Rewrite the lines below, replacing each occurrence of "EFT reform" with "EFT policy" and leaving everything else unchanged.

— Begin Input records —

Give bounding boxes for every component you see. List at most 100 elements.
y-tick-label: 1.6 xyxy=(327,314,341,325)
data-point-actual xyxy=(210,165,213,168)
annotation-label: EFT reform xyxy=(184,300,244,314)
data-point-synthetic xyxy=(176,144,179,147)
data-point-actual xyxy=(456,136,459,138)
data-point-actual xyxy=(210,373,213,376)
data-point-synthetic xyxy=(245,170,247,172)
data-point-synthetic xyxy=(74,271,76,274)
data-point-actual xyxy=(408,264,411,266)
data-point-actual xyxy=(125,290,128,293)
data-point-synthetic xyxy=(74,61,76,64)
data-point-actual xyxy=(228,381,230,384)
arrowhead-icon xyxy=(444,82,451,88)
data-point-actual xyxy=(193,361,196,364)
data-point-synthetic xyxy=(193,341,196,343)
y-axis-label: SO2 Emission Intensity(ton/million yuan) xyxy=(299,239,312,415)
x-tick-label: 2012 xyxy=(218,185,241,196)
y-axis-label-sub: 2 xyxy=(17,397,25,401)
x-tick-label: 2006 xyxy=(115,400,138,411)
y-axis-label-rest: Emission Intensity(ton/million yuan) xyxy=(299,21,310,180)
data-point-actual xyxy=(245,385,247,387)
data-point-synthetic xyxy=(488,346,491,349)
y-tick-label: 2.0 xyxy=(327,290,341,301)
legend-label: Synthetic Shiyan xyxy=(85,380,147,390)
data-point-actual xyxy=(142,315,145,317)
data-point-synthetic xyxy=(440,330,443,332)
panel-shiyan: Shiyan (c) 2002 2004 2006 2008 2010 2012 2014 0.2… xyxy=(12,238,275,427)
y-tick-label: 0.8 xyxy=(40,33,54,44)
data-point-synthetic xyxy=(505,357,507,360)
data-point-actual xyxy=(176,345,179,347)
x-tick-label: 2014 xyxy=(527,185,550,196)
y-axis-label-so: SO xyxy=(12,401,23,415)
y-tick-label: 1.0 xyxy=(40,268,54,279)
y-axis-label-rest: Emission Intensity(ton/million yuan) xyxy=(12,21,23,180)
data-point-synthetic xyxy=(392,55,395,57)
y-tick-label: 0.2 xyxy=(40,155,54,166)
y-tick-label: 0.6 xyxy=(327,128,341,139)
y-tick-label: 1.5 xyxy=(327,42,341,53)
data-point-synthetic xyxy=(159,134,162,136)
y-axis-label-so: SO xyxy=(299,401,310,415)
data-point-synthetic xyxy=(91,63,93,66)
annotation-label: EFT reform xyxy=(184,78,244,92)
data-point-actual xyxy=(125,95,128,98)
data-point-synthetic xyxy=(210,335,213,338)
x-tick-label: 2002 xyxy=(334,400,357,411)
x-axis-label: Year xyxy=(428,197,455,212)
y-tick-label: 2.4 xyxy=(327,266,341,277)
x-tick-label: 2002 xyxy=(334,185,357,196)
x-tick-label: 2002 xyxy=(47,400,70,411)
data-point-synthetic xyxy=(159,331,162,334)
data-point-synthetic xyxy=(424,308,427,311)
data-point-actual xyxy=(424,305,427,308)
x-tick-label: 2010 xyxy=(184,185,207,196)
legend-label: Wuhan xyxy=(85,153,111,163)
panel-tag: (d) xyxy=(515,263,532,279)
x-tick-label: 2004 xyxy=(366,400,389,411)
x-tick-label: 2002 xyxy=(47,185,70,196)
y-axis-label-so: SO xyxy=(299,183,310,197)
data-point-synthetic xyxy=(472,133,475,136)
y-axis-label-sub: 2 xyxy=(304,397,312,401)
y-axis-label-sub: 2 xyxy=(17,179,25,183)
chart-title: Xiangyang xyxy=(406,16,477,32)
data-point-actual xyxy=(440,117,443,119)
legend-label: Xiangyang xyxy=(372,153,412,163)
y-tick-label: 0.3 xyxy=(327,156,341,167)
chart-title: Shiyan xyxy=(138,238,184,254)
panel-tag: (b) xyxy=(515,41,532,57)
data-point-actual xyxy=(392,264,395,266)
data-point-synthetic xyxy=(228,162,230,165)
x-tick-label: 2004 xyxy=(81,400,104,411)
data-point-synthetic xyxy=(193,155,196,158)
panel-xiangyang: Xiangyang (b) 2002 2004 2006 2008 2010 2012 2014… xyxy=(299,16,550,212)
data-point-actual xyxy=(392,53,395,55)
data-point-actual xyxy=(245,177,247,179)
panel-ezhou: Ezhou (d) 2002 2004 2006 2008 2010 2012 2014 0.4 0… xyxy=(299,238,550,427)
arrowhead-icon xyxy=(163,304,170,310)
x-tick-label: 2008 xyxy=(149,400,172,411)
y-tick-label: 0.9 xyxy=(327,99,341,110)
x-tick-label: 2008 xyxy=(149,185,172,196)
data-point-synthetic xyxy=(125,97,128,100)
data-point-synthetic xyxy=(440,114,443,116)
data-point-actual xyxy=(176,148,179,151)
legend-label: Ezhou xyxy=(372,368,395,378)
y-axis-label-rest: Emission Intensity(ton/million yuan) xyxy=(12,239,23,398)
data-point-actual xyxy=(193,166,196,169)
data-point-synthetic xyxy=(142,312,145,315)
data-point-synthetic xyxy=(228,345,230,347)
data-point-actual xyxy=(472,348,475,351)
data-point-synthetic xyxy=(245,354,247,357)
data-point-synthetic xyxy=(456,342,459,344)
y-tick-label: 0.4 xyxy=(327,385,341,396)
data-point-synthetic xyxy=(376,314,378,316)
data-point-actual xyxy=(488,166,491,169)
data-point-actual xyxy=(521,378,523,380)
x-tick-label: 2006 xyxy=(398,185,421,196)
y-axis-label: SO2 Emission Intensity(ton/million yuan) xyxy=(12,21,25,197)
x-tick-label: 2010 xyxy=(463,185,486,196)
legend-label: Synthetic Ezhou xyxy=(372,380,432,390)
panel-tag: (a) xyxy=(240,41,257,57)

— End Input records —

**Answer to the task:**
Give bounding boxes for every component you see. List at most 100 elements.
y-tick-label: 1.6 xyxy=(327,314,341,325)
data-point-actual xyxy=(210,165,213,168)
annotation-label: EFT policy xyxy=(184,300,244,314)
data-point-synthetic xyxy=(176,144,179,147)
data-point-actual xyxy=(456,136,459,138)
data-point-actual xyxy=(210,373,213,376)
data-point-synthetic xyxy=(245,170,247,172)
data-point-synthetic xyxy=(74,271,76,274)
data-point-actual xyxy=(408,264,411,266)
data-point-actual xyxy=(125,290,128,293)
data-point-synthetic xyxy=(74,61,76,64)
data-point-actual xyxy=(228,381,230,384)
arrowhead-icon xyxy=(444,82,451,88)
data-point-actual xyxy=(193,361,196,364)
data-point-synthetic xyxy=(193,341,196,343)
y-axis-label: SO2 Emission Intensity(ton/million yuan) xyxy=(299,239,312,415)
x-tick-label: 2012 xyxy=(218,185,241,196)
y-axis-label-sub: 2 xyxy=(17,397,25,401)
x-tick-label: 2006 xyxy=(115,400,138,411)
y-axis-label-rest: Emission Intensity(ton/million yuan) xyxy=(299,21,310,180)
data-point-actual xyxy=(245,385,247,387)
data-point-synthetic xyxy=(488,346,491,349)
y-tick-label: 2.0 xyxy=(327,290,341,301)
legend-label: Synthetic Shiyan xyxy=(85,380,147,390)
data-point-actual xyxy=(142,315,145,317)
data-point-synthetic xyxy=(440,330,443,332)
panel-shiyan: Shiyan (c) 2002 2004 2006 2008 2010 2012 2014 0.2… xyxy=(12,238,275,427)
y-tick-label: 0.8 xyxy=(40,33,54,44)
data-point-synthetic xyxy=(505,357,507,360)
data-point-actual xyxy=(176,345,179,347)
x-tick-label: 2014 xyxy=(527,185,550,196)
y-axis-label-so: SO xyxy=(12,401,23,415)
y-tick-label: 1.0 xyxy=(40,268,54,279)
y-axis-label-rest: Emission Intensity(ton/million yuan) xyxy=(12,21,23,180)
data-point-synthetic xyxy=(392,55,395,57)
y-tick-label: 0.2 xyxy=(40,155,54,166)
y-tick-label: 0.6 xyxy=(327,128,341,139)
y-tick-label: 1.5 xyxy=(327,42,341,53)
data-point-synthetic xyxy=(159,134,162,136)
y-axis-label-so: SO xyxy=(299,401,310,415)
data-point-synthetic xyxy=(91,63,93,66)
annotation-label: EFT policy xyxy=(184,78,244,92)
data-point-actual xyxy=(125,95,128,98)
data-point-synthetic xyxy=(210,335,213,338)
x-tick-label: 2002 xyxy=(334,400,357,411)
x-axis-label: Year xyxy=(428,197,455,212)
y-tick-label: 2.4 xyxy=(327,266,341,277)
x-tick-label: 2002 xyxy=(334,185,357,196)
x-tick-label: 2002 xyxy=(47,400,70,411)
data-point-synthetic xyxy=(159,331,162,334)
data-point-synthetic xyxy=(424,308,427,311)
data-point-actual xyxy=(424,305,427,308)
x-tick-label: 2010 xyxy=(184,185,207,196)
legend-label: Wuhan xyxy=(85,153,111,163)
panel-tag: (d) xyxy=(515,263,532,279)
x-tick-label: 2004 xyxy=(366,400,389,411)
x-tick-label: 2002 xyxy=(47,185,70,196)
y-axis-label-so: SO xyxy=(299,183,310,197)
data-point-synthetic xyxy=(472,133,475,136)
y-axis-label-sub: 2 xyxy=(304,397,312,401)
y-axis-label-sub: 2 xyxy=(17,179,25,183)
chart-title: Xiangyang xyxy=(406,16,477,32)
data-point-actual xyxy=(440,117,443,119)
legend-label: Xiangyang xyxy=(372,153,412,163)
y-tick-label: 0.3 xyxy=(327,156,341,167)
chart-title: Shiyan xyxy=(138,238,184,254)
panel-tag: (b) xyxy=(515,41,532,57)
data-point-actual xyxy=(392,264,395,266)
data-point-synthetic xyxy=(228,162,230,165)
x-tick-label: 2004 xyxy=(81,400,104,411)
data-point-synthetic xyxy=(193,155,196,158)
panel-xiangyang: Xiangyang (b) 2002 2004 2006 2008 2010 2012 2014… xyxy=(299,16,550,212)
data-point-actual xyxy=(392,53,395,55)
data-point-actual xyxy=(245,177,247,179)
panel-ezhou: Ezhou (d) 2002 2004 2006 2008 2010 2012 2014 0.4 0… xyxy=(299,238,550,427)
arrowhead-icon xyxy=(163,304,170,310)
x-tick-label: 2008 xyxy=(149,400,172,411)
y-tick-label: 0.9 xyxy=(327,99,341,110)
x-tick-label: 2008 xyxy=(149,185,172,196)
data-point-synthetic xyxy=(125,97,128,100)
data-point-synthetic xyxy=(440,114,443,116)
data-point-actual xyxy=(176,148,179,151)
legend-label: Ezhou xyxy=(372,368,395,378)
y-axis-label-rest: Emission Intensity(ton/million yuan) xyxy=(12,239,23,398)
data-point-actual xyxy=(193,166,196,169)
data-point-synthetic xyxy=(142,312,145,315)
data-point-synthetic xyxy=(228,345,230,347)
data-point-actual xyxy=(472,348,475,351)
data-point-synthetic xyxy=(245,354,247,357)
data-point-synthetic xyxy=(456,342,459,344)
y-tick-label: 0.4 xyxy=(327,385,341,396)
data-point-synthetic xyxy=(376,314,378,316)
data-point-actual xyxy=(488,166,491,169)
data-point-actual xyxy=(521,378,523,380)
x-tick-label: 2006 xyxy=(398,185,421,196)
y-axis-label: SO2 Emission Intensity(ton/million yuan) xyxy=(12,21,25,197)
x-tick-label: 2010 xyxy=(463,185,486,196)
legend-label: Synthetic Ezhou xyxy=(372,380,432,390)
panel-tag: (a) xyxy=(240,41,257,57)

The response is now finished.